▶ [Given request]:
Return the lines beginning at the one that contains "Give me a plain-text" and continuing to the end of the entries, including both ends, exactly as written and nothing else.

— begin Rows —

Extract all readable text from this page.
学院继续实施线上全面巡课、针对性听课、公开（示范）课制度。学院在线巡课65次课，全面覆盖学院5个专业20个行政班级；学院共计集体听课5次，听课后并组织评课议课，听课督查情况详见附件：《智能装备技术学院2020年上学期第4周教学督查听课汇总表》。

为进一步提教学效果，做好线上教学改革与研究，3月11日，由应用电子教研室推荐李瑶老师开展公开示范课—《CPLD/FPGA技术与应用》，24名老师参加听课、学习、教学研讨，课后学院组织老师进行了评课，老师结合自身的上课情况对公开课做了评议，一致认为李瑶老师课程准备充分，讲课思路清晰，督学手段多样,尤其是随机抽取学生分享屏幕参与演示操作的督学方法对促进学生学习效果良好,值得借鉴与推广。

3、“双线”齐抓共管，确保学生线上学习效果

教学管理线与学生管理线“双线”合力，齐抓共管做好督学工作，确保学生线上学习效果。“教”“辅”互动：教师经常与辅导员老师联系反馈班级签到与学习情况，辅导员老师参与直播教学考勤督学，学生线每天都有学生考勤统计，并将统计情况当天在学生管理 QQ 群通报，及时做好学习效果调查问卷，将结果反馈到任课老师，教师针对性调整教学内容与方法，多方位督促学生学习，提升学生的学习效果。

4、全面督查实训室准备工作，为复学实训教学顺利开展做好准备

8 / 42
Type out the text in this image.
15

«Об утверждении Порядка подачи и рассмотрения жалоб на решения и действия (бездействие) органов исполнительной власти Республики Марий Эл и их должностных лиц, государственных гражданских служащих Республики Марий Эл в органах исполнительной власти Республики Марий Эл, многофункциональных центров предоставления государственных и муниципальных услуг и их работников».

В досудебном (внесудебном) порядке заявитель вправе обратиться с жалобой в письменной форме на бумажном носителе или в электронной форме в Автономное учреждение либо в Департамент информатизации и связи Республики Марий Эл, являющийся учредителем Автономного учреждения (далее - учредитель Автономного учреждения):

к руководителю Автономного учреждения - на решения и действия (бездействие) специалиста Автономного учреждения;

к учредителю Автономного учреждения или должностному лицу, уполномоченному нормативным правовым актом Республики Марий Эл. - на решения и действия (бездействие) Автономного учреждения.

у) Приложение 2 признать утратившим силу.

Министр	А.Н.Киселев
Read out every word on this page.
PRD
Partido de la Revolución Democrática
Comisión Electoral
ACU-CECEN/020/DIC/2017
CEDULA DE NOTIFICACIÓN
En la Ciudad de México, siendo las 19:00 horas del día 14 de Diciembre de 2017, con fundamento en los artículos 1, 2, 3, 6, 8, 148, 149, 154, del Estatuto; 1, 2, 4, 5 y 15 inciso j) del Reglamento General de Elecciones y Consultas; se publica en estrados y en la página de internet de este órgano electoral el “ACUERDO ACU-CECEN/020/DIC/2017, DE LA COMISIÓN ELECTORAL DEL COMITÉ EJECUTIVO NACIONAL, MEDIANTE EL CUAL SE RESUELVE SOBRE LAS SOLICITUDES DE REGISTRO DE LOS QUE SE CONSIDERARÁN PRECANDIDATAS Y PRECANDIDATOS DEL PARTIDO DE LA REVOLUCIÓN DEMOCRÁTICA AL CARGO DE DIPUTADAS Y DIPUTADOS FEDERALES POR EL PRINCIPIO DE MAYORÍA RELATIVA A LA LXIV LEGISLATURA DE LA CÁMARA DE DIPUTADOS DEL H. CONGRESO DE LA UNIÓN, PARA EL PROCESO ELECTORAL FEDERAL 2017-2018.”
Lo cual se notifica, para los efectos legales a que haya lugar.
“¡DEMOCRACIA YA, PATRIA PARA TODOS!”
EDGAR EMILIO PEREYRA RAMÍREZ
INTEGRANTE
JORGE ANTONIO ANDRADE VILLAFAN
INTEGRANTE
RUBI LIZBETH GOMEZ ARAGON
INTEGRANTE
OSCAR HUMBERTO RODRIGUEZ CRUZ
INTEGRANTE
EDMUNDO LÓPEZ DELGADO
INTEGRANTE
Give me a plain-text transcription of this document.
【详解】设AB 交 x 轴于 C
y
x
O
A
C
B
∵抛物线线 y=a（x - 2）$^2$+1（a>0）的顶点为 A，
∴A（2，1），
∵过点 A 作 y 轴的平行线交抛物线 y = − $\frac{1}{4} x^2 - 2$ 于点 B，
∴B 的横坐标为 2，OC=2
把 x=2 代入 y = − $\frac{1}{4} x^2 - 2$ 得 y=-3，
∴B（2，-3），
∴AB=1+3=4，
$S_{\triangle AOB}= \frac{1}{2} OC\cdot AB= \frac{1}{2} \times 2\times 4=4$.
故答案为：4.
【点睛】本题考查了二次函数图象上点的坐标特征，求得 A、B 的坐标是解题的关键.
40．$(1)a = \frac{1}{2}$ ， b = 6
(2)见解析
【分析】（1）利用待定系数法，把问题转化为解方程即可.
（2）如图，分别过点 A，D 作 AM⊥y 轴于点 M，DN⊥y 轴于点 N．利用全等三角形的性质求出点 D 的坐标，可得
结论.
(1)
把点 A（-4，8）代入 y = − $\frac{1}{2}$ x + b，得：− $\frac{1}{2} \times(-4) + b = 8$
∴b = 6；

— end Rows —

▶ [Correct output]:
Give me a plain-text transcription of this document.
【详解】设AB 交 x 轴于 C
y
x
O
A
C
B
∵抛物线线 y=a（x - 2）$^2$+1（a>0）的顶点为 A，
∴A（2，1），
∵过点 A 作 y 轴的平行线交抛物线 y = − $\frac{1}{4} x^2 - 2$ 于点 B，
∴B 的横坐标为 2，OC=2
把 x=2 代入 y = − $\frac{1}{4} x^2 - 2$ 得 y=-3，
∴B（2，-3），
∴AB=1+3=4，
$S_{\triangle AOB}= \frac{1}{2} OC\cdot AB= \frac{1}{2} \times 2\times 4=4$.
故答案为：4.
【点睛】本题考查了二次函数图象上点的坐标特征，求得 A、B 的坐标是解题的关键.
40．$(1)a = \frac{1}{2}$ ， b = 6
(2)见解析
【分析】（1）利用待定系数法，把问题转化为解方程即可.
（2）如图，分别过点 A，D 作 AM⊥y 轴于点 M，DN⊥y 轴于点 N．利用全等三角形的性质求出点 D 的坐标，可得
结论.
(1)
把点 A（-4，8）代入 y = − $\frac{1}{2}$ x + b，得：− $\frac{1}{2} \times(-4) + b = 8$
∴b = 6；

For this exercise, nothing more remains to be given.